# What you have to do
Reproduce the material word for word; the images stay out.

(Data listing)
BEGIN

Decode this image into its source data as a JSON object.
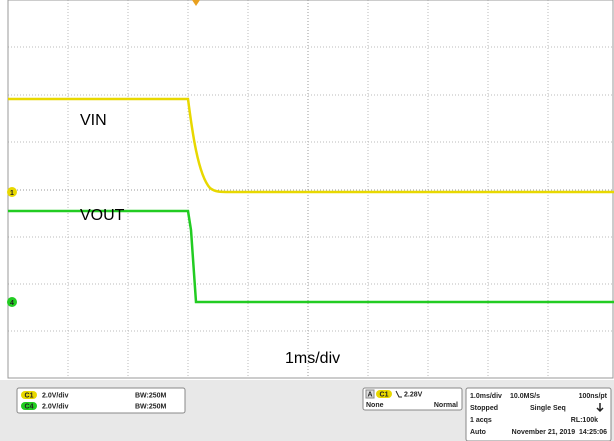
{
  "screen": {
    "annotations": {
      "vin": "VIN",
      "vout": "VOUT",
      "timebase": "1ms/div"
    },
    "markers": {
      "ch1": "1",
      "ch4": "4"
    },
    "channels": [
      {
        "badge": "C1",
        "scale": "2.0V/div",
        "bandwidth": "BW:250M"
      },
      {
        "badge": "C4",
        "scale": "2.0V/div",
        "bandwidth": "BW:250M"
      }
    ],
    "trigger": {
      "badge_a": "A",
      "source": "C1",
      "level": "2.28V",
      "coupling": "None",
      "mode": "Normal"
    },
    "acquisition": {
      "timebase": "1.0ms/div",
      "sample_rate": "10.0MS/s",
      "resolution": "100ns/pt",
      "state": "Stopped",
      "run_mode": "Single Seq",
      "acqs": "1 acqs",
      "record_length": "RL:100k",
      "auto": "Auto",
      "datetime": "November 21, 2019  14:25:06"
    }
  }
}
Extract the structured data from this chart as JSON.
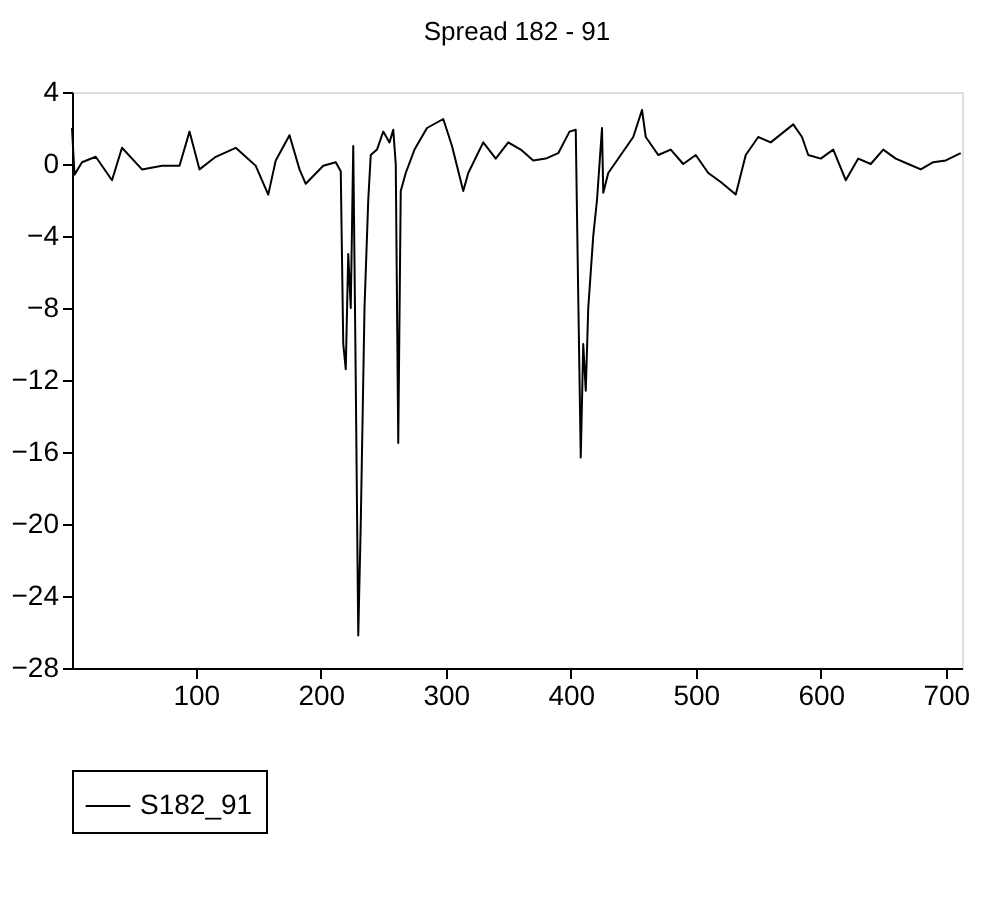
{
  "chart_data": {
    "type": "line",
    "title": "Spread 182 - 91",
    "x": [
      1,
      3,
      9,
      20,
      33,
      41,
      57,
      73,
      87,
      95,
      103,
      116,
      132,
      148,
      158,
      164,
      175,
      183,
      188,
      202,
      212,
      216,
      218,
      220,
      222,
      224,
      226,
      228,
      230,
      232,
      235,
      238,
      240,
      245,
      250,
      255,
      258,
      260,
      262,
      264,
      268,
      275,
      285,
      298,
      305,
      314,
      318,
      330,
      340,
      350,
      360,
      370,
      380,
      390,
      399,
      404,
      406,
      408,
      410,
      412,
      414,
      416,
      418,
      421,
      425,
      426,
      430,
      440,
      450,
      457,
      460,
      470,
      480,
      490,
      500,
      510,
      520,
      532,
      540,
      550,
      560,
      578,
      585,
      590,
      600,
      610,
      620,
      630,
      640,
      650,
      660,
      670,
      680,
      690,
      700,
      712
    ],
    "series": [
      {
        "name": "S182_91",
        "color": "#000000",
        "values": [
          2.0,
          -0.6,
          0.1,
          0.4,
          -0.9,
          0.9,
          -0.3,
          -0.1,
          -0.1,
          1.8,
          -0.3,
          0.4,
          0.9,
          -0.1,
          -1.7,
          0.2,
          1.6,
          -0.3,
          -1.1,
          -0.1,
          0.1,
          -0.4,
          -10.0,
          -11.4,
          -5.0,
          -8.0,
          1.0,
          -12.0,
          -26.2,
          -20.0,
          -8.0,
          -2.0,
          0.5,
          0.8,
          1.8,
          1.2,
          1.9,
          0.0,
          -15.5,
          -1.5,
          -0.5,
          0.8,
          2.0,
          2.5,
          1.0,
          -1.5,
          -0.5,
          1.2,
          0.3,
          1.2,
          0.8,
          0.2,
          0.3,
          0.6,
          1.8,
          1.9,
          -7.4,
          -16.3,
          -10.0,
          -12.6,
          -8.0,
          -6.0,
          -4.0,
          -2.0,
          2.0,
          -1.6,
          -0.5,
          0.5,
          1.5,
          3.0,
          1.5,
          0.5,
          0.8,
          0.0,
          0.5,
          -0.5,
          -1.0,
          -1.7,
          0.5,
          1.5,
          1.2,
          2.2,
          1.5,
          0.5,
          0.3,
          0.8,
          -0.9,
          0.3,
          0.0,
          0.8,
          0.3,
          0.0,
          -0.3,
          0.1,
          0.2,
          0.6
        ]
      }
    ],
    "xlim": [
      1,
      713
    ],
    "ylim": [
      -28,
      4
    ],
    "xticks": [
      100,
      200,
      300,
      400,
      500,
      600,
      700
    ],
    "yticks": [
      4,
      0,
      -4,
      -8,
      -12,
      -16,
      -20,
      -24,
      -28
    ],
    "grid": false,
    "legend": "bottom",
    "marker": "none",
    "line_style": "solid"
  }
}
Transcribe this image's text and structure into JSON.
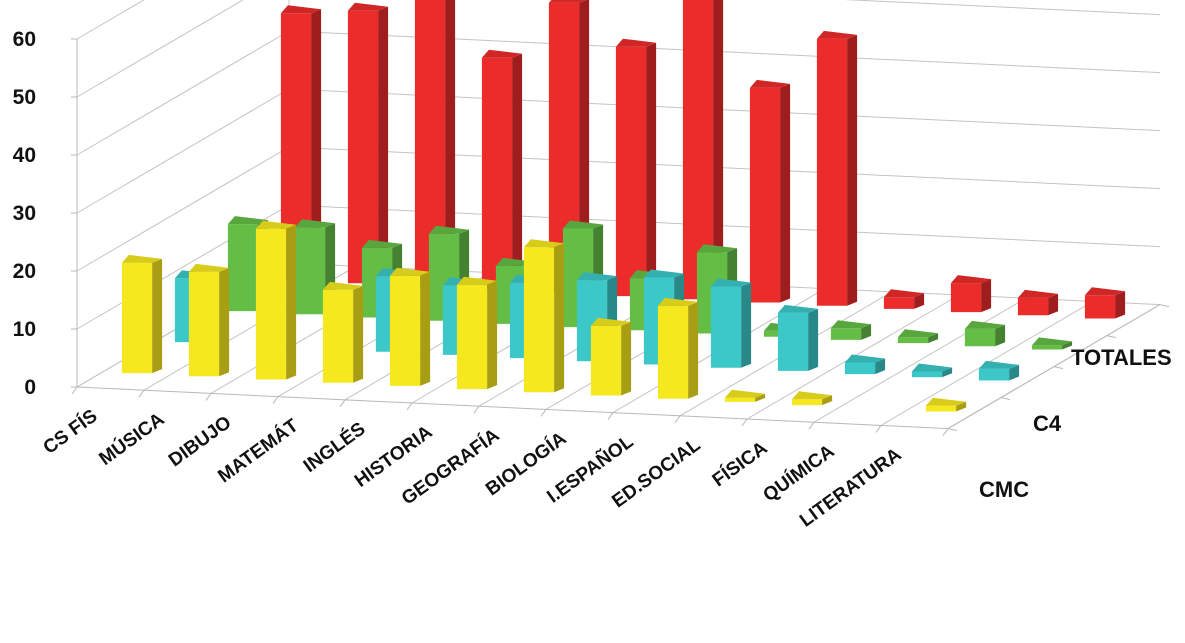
{
  "chart_data": {
    "type": "bar",
    "variant": "3d-column",
    "categories": [
      "CS FÍS",
      "MÚSICA",
      "DIBUJO",
      "MATEMÁT",
      "INGLÉS",
      "HISTORIA",
      "GEOGRAFÍA",
      "BIOLOGÍA",
      "I.ESPAÑOL",
      "ED.SOCIAL",
      "FÍSICA",
      "QUÍMICA",
      "LITERATURA"
    ],
    "series": [
      {
        "name": "CMC",
        "color": "#f5e81e",
        "values": [
          19,
          18,
          26,
          16,
          19,
          18,
          25,
          12,
          16,
          0,
          1,
          null,
          1
        ]
      },
      {
        "name": "C4",
        "color": "#3cc8c8",
        "values": [
          11,
          null,
          null,
          13,
          12,
          13,
          14,
          15,
          14,
          10,
          2,
          1,
          2
        ]
      },
      {
        "name": "TOTALES",
        "color": "#ec2b2b",
        "values": [
          46,
          47,
          59,
          40,
          50,
          43,
          53,
          37,
          46,
          2,
          5,
          3,
          4
        ]
      }
    ],
    "c4_back_row": {
      "name": "C4",
      "color": "#64be46",
      "values": [
        15,
        15,
        12,
        15,
        10,
        17,
        9,
        14,
        1,
        2,
        1,
        3,
        0
      ]
    },
    "yticks": [
      0,
      10,
      20,
      30,
      40,
      50,
      60
    ],
    "ylim": [
      0,
      60
    ],
    "series_axis_labels": [
      "CMC",
      "C4",
      "TOTALES"
    ],
    "grid": true,
    "legend": "none"
  }
}
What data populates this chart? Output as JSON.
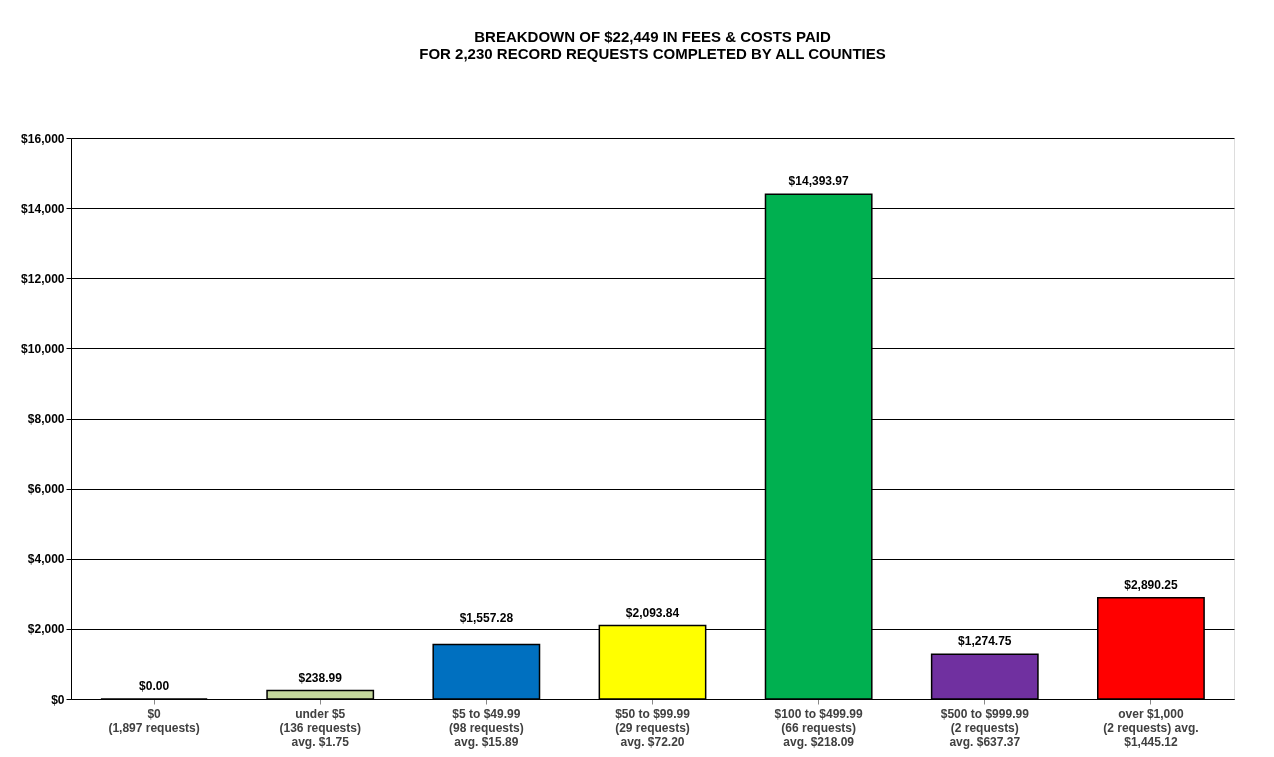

END

# Result
Decode this image into its source data as a JSON object.
{
  "screen": {
    "annotations": {
      "vin": "VIN",
      "vout": "VOUT",
      "timebase": "1ms/div"
    },
    "markers": {
      "ch1": "1",
      "ch4": "4"
    },
    "channels": [
      {
        "badge": "C1",
        "scale": "2.0V/div",
        "bandwidth": "BW:250M"
      },
      {
        "badge": "C4",
        "scale": "2.0V/div",
        "bandwidth": "BW:250M"
      }
    ],
    "trigger": {
      "badge_a": "A",
      "source": "C1",
      "level": "2.28V",
      "coupling": "None",
      "mode": "Normal"
    },
    "acquisition": {
      "timebase": "1.0ms/div",
      "sample_rate": "10.0MS/s",
      "resolution": "100ns/pt",
      "state": "Stopped",
      "run_mode": "Single Seq",
      "acqs": "1 acqs",
      "record_length": "RL:100k",
      "auto": "Auto",
      "datetime": "November 21, 2019  14:25:06"
    }
  }
}
Extract the structured data from this chart as JSON.
{
  "chart_data": {
    "type": "line",
    "title": "Spread 182 - 91",
    "x": [
      1,
      3,
      9,
      20,
      33,
      41,
      57,
      73,
      87,
      95,
      103,
      116,
      132,
      148,
      158,
      164,
      175,
      183,
      188,
      202,
      212,
      216,
      218,
      220,
      222,
      224,
      226,
      228,
      230,
      232,
      235,
      238,
      240,
      245,
      250,
      255,
      258,
      260,
      262,
      264,
      268,
      275,
      285,
      298,
      305,
      314,
      318,
      330,
      340,
      350,
      360,
      370,
      380,
      390,
      399,
      404,
      406,
      408,
      410,
      412,
      414,
      416,
      418,
      421,
      425,
      426,
      430,
      440,
      450,
      457,
      460,
      470,
      480,
      490,
      500,
      510,
      520,
      532,
      540,
      550,
      560,
      578,
      585,
      590,
      600,
      610,
      620,
      630,
      640,
      650,
      660,
      670,
      680,
      690,
      700,
      712
    ],
    "series": [
      {
        "name": "S182_91",
        "color": "#000000",
        "values": [
          2.0,
          -0.6,
          0.1,
          0.4,
          -0.9,
          0.9,
          -0.3,
          -0.1,
          -0.1,
          1.8,
          -0.3,
          0.4,
          0.9,
          -0.1,
          -1.7,
          0.2,
          1.6,
          -0.3,
          -1.1,
          -0.1,
          0.1,
          -0.4,
          -10.0,
          -11.4,
          -5.0,
          -8.0,
          1.0,
          -12.0,
          -26.2,
          -20.0,
          -8.0,
          -2.0,
          0.5,
          0.8,
          1.8,
          1.2,
          1.9,
          0.0,
          -15.5,
          -1.5,
          -0.5,
          0.8,
          2.0,
          2.5,
          1.0,
          -1.5,
          -0.5,
          1.2,
          0.3,
          1.2,
          0.8,
          0.2,
          0.3,
          0.6,
          1.8,
          1.9,
          -7.4,
          -16.3,
          -10.0,
          -12.6,
          -8.0,
          -6.0,
          -4.0,
          -2.0,
          2.0,
          -1.6,
          -0.5,
          0.5,
          1.5,
          3.0,
          1.5,
          0.5,
          0.8,
          0.0,
          0.5,
          -0.5,
          -1.0,
          -1.7,
          0.5,
          1.5,
          1.2,
          2.2,
          1.5,
          0.5,
          0.3,
          0.8,
          -0.9,
          0.3,
          0.0,
          0.8,
          0.3,
          0.0,
          -0.3,
          0.1,
          0.2,
          0.6
        ]
      }
    ],
    "xlim": [
      1,
      713
    ],
    "ylim": [
      -28,
      4
    ],
    "xticks": [
      100,
      200,
      300,
      400,
      500,
      600,
      700
    ],
    "yticks": [
      4,
      0,
      -4,
      -8,
      -12,
      -16,
      -20,
      -24,
      -28
    ],
    "grid": false,
    "legend": "bottom",
    "marker": "none",
    "line_style": "solid"
  }
}
Transcribe this image's text and structure into JSON.
{
  "chart_data": {
    "type": "bar",
    "variant": "3d-column",
    "categories": [
      "CS FÍS",
      "MÚSICA",
      "DIBUJO",
      "MATEMÁT",
      "INGLÉS",
      "HISTORIA",
      "GEOGRAFÍA",
      "BIOLOGÍA",
      "I.ESPAÑOL",
      "ED.SOCIAL",
      "FÍSICA",
      "QUÍMICA",
      "LITERATURA"
    ],
    "series": [
      {
        "name": "CMC",
        "color": "#f5e81e",
        "values": [
          19,
          18,
          26,
          16,
          19,
          18,
          25,
          12,
          16,
          0,
          1,
          null,
          1
        ]
      },
      {
        "name": "C4",
        "color": "#3cc8c8",
        "values": [
          11,
          null,
          null,
          13,
          12,
          13,
          14,
          15,
          14,
          10,
          2,
          1,
          2
        ]
      },
      {
        "name": "TOTALES",
        "color": "#ec2b2b",
        "values": [
          46,
          47,
          59,
          40,
          50,
          43,
          53,
          37,
          46,
          2,
          5,
          3,
          4
        ]
      }
    ],
    "c4_back_row": {
      "name": "C4",
      "color": "#64be46",
      "values": [
        15,
        15,
        12,
        15,
        10,
        17,
        9,
        14,
        1,
        2,
        1,
        3,
        0
      ]
    },
    "yticks": [
      0,
      10,
      20,
      30,
      40,
      50,
      60
    ],
    "ylim": [
      0,
      60
    ],
    "series_axis_labels": [
      "CMC",
      "C4",
      "TOTALES"
    ],
    "grid": true,
    "legend": "none"
  }
}
What data populates this chart? Output as JSON.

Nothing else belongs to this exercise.